### WRITTEN INSTRUCTION
Show each line that has the string "text" in it.

### DATA SHOWN
::::::
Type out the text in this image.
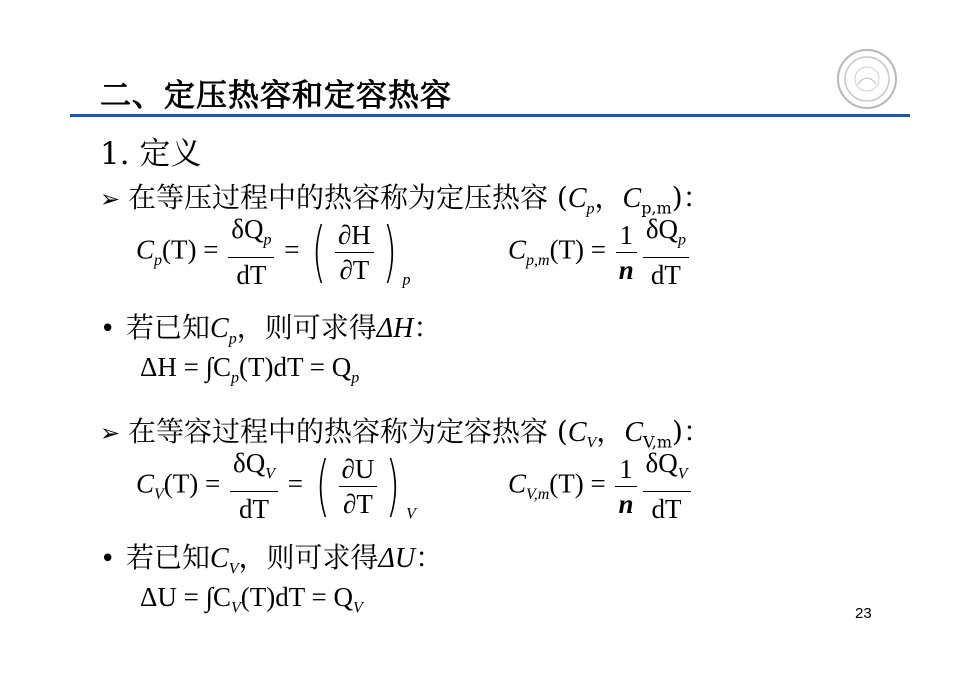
二、定压热容和定容热容
1. 定义
➢ 在等压过程中的热容称为定压热容 ($C_p$，$C_{p,m}$)：
$C_p(T) = \frac{\delta Q_p}{dT}$ = ( $\frac{\partial H}{\partial T}$ ) $_p$
$C_{p,m}(T) = \frac{1}{n} \frac{\delta Q_p}{dT}$
• 若已知$C_p$，则可求得ΔH：
$\Delta H = \int C_p(T)dT = Q_p$
➢ 在等容过程中的热容称为定容热容 ($C_V$，$C_{V,m}$)：
$C_V(T) = \frac{\delta Q_V}{dT}$ = ( $\frac{\partial U}{\partial T}$ ) $_V$
$C_{V,m}(T) = \frac{1}{n} \frac{\delta Q_V}{dT}$
• 若已知$C_V$，则可求得ΔU：
$\Delta U = \int C_V(T)dT = Q_V$	23
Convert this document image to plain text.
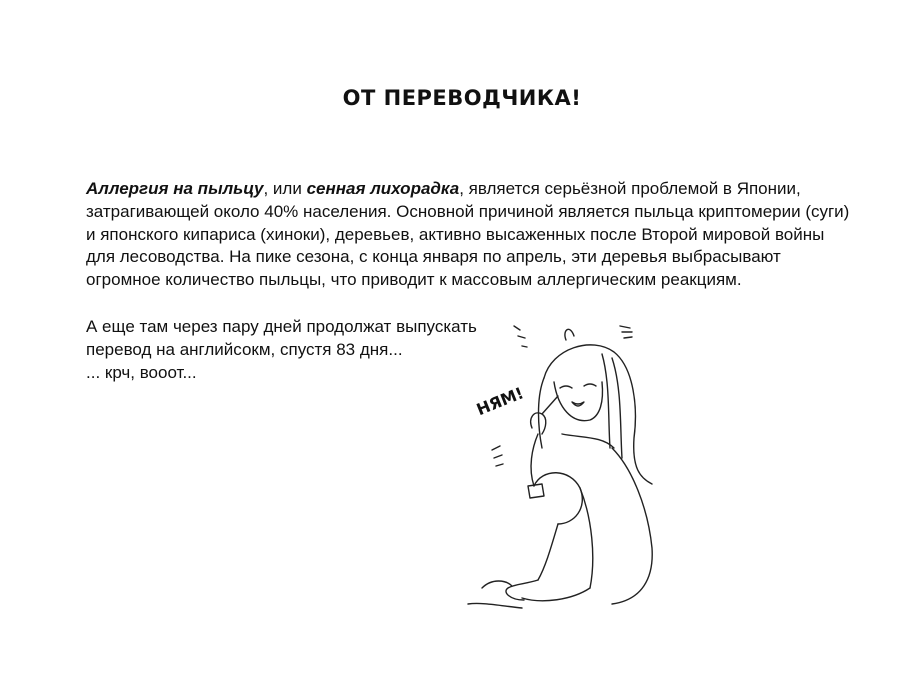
ОТ ПЕРЕВОДЧИКА!

Аллергия на пыльцу, или сенная лихорадка, является серьёзной проблемой в Японии, затрагивающей около 40% населения. Основной причиной является пыльца криптомерии (суги) и японского кипариса (хиноки), деревьев, активно высаженных после Второй мировой войны для лесоводства. На пике сезона, с конца января по апрель, эти деревья выбрасывают огромное количество пыльцы, что приводит к массовым аллергическим реакциям.

А еще там через пару дней продолжат выпускать
перевод на английсокм, спустя 83 дня...
... крч, вооот...

НЯМ!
::::::
### EXERCISE RESULT
Type out the text in this image.
Convert this document image to plain text.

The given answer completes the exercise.